-- Begin Available data --

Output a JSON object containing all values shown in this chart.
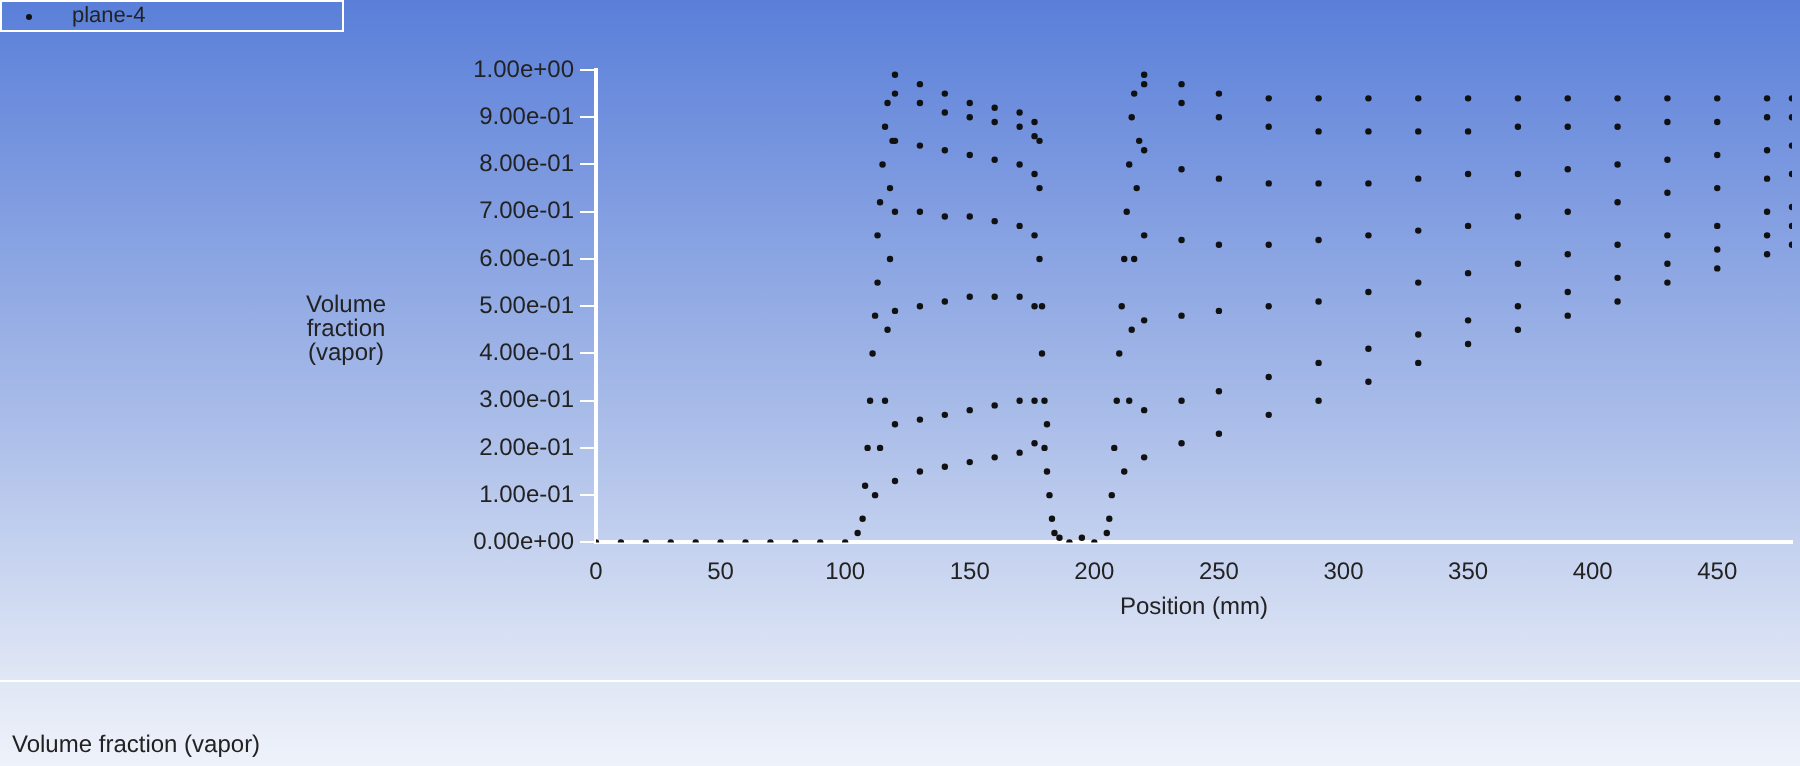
{
  "chart_data": {
    "type": "scatter",
    "title": "Volume fraction (vapor)",
    "xlabel": "Position (mm)",
    "ylabel": "Volume fraction (vapor)",
    "xlim": [
      0,
      480
    ],
    "xticks": [
      0,
      50,
      100,
      150,
      200,
      250,
      300,
      350,
      400,
      450
    ],
    "ylim": [
      0,
      1
    ],
    "yticks": [
      {
        "value": 0,
        "label": "0.00e+00"
      },
      {
        "value": 0.1,
        "label": "1.00e-01"
      },
      {
        "value": 0.2,
        "label": "2.00e-01"
      },
      {
        "value": 0.3,
        "label": "3.00e-01"
      },
      {
        "value": 0.4,
        "label": "4.00e-01"
      },
      {
        "value": 0.5,
        "label": "5.00e-01"
      },
      {
        "value": 0.6,
        "label": "6.00e-01"
      },
      {
        "value": 0.7,
        "label": "7.00e-01"
      },
      {
        "value": 0.8,
        "label": "8.00e-01"
      },
      {
        "value": 0.9,
        "label": "9.00e-01"
      },
      {
        "value": 1,
        "label": "1.00e+00"
      }
    ],
    "grid": false,
    "legend": "top left",
    "marker": "circle",
    "series": [
      {
        "name": "plane-4",
        "color": "#111111",
        "x": [
          0,
          10,
          20,
          30,
          40,
          50,
          60,
          70,
          80,
          90,
          100,
          105,
          107,
          108,
          109,
          110,
          111,
          112,
          113,
          113,
          114,
          115,
          116,
          117,
          112,
          114,
          116,
          117,
          118,
          118,
          119,
          120,
          130,
          140,
          150,
          160,
          170,
          176,
          120,
          130,
          140,
          150,
          160,
          170,
          176,
          120,
          130,
          140,
          150,
          160,
          170,
          176,
          120,
          130,
          140,
          150,
          160,
          170,
          176,
          120,
          130,
          140,
          150,
          160,
          170,
          176,
          120,
          130,
          140,
          150,
          160,
          170,
          176,
          120,
          130,
          140,
          150,
          160,
          170,
          176,
          178,
          179,
          179,
          180,
          180,
          181,
          182,
          183,
          184,
          178,
          178,
          181,
          186,
          190,
          195,
          200,
          205,
          206,
          207,
          208,
          209,
          210,
          211,
          212,
          213,
          214,
          215,
          216,
          212,
          214,
          215,
          216,
          217,
          218,
          220,
          235,
          250,
          270,
          290,
          310,
          330,
          350,
          370,
          390,
          410,
          430,
          450,
          470,
          480,
          220,
          235,
          250,
          270,
          290,
          310,
          330,
          350,
          370,
          390,
          410,
          430,
          450,
          470,
          480,
          220,
          235,
          250,
          270,
          290,
          310,
          330,
          350,
          370,
          390,
          410,
          430,
          450,
          470,
          480,
          220,
          235,
          250,
          270,
          290,
          310,
          330,
          350,
          370,
          390,
          410,
          430,
          450,
          470,
          480,
          220,
          235,
          250,
          270,
          290,
          310,
          330,
          350,
          370,
          390,
          410,
          430,
          450,
          470,
          480,
          220,
          235,
          250,
          270,
          290,
          310,
          330,
          350,
          370,
          390,
          410,
          430,
          450,
          470,
          480,
          220,
          235,
          250,
          270,
          290,
          310,
          330,
          350,
          370,
          390,
          410,
          430,
          450,
          470,
          480
        ],
        "values": [
          0,
          0,
          0,
          0,
          0,
          0,
          0,
          0,
          0,
          0,
          0,
          0.02,
          0.05,
          0.12,
          0.2,
          0.3,
          0.4,
          0.48,
          0.55,
          0.65,
          0.72,
          0.8,
          0.88,
          0.93,
          0.1,
          0.2,
          0.3,
          0.45,
          0.6,
          0.75,
          0.85,
          0.99,
          0.97,
          0.95,
          0.93,
          0.92,
          0.91,
          0.89,
          0.95,
          0.93,
          0.91,
          0.9,
          0.89,
          0.88,
          0.86,
          0.85,
          0.84,
          0.83,
          0.82,
          0.81,
          0.8,
          0.78,
          0.7,
          0.7,
          0.69,
          0.69,
          0.68,
          0.67,
          0.65,
          0.49,
          0.5,
          0.51,
          0.52,
          0.52,
          0.52,
          0.5,
          0.25,
          0.26,
          0.27,
          0.28,
          0.29,
          0.3,
          0.3,
          0.13,
          0.15,
          0.16,
          0.17,
          0.18,
          0.19,
          0.21,
          0.6,
          0.5,
          0.4,
          0.3,
          0.2,
          0.15,
          0.1,
          0.05,
          0.02,
          0.75,
          0.85,
          0.25,
          0.01,
          0,
          0.01,
          0,
          0.02,
          0.05,
          0.1,
          0.2,
          0.3,
          0.4,
          0.5,
          0.6,
          0.7,
          0.8,
          0.9,
          0.95,
          0.15,
          0.3,
          0.45,
          0.6,
          0.75,
          0.85,
          0.99,
          0.97,
          0.95,
          0.94,
          0.94,
          0.94,
          0.94,
          0.94,
          0.94,
          0.94,
          0.94,
          0.94,
          0.94,
          0.94,
          0.94,
          0.97,
          0.93,
          0.9,
          0.88,
          0.87,
          0.87,
          0.87,
          0.87,
          0.88,
          0.88,
          0.88,
          0.89,
          0.89,
          0.9,
          0.9,
          0.83,
          0.79,
          0.77,
          0.76,
          0.76,
          0.76,
          0.77,
          0.78,
          0.78,
          0.79,
          0.8,
          0.81,
          0.82,
          0.83,
          0.84,
          0.65,
          0.64,
          0.63,
          0.63,
          0.64,
          0.65,
          0.66,
          0.67,
          0.69,
          0.7,
          0.72,
          0.74,
          0.75,
          0.77,
          0.78,
          0.47,
          0.48,
          0.49,
          0.5,
          0.51,
          0.53,
          0.55,
          0.57,
          0.59,
          0.61,
          0.63,
          0.65,
          0.67,
          0.7,
          0.71,
          0.28,
          0.3,
          0.32,
          0.35,
          0.38,
          0.41,
          0.44,
          0.47,
          0.5,
          0.53,
          0.56,
          0.59,
          0.62,
          0.65,
          0.67,
          0.18,
          0.21,
          0.23,
          0.27,
          0.3,
          0.34,
          0.38,
          0.42,
          0.45,
          0.48,
          0.51,
          0.55,
          0.58,
          0.61,
          0.63
        ]
      }
    ]
  }
}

-- End Available data --

### Required task
Wherever the string "values" appears in the entries above, list that line.

### Response to this exercise
Output a JSON object containing all values shown in this chart.
        "values": [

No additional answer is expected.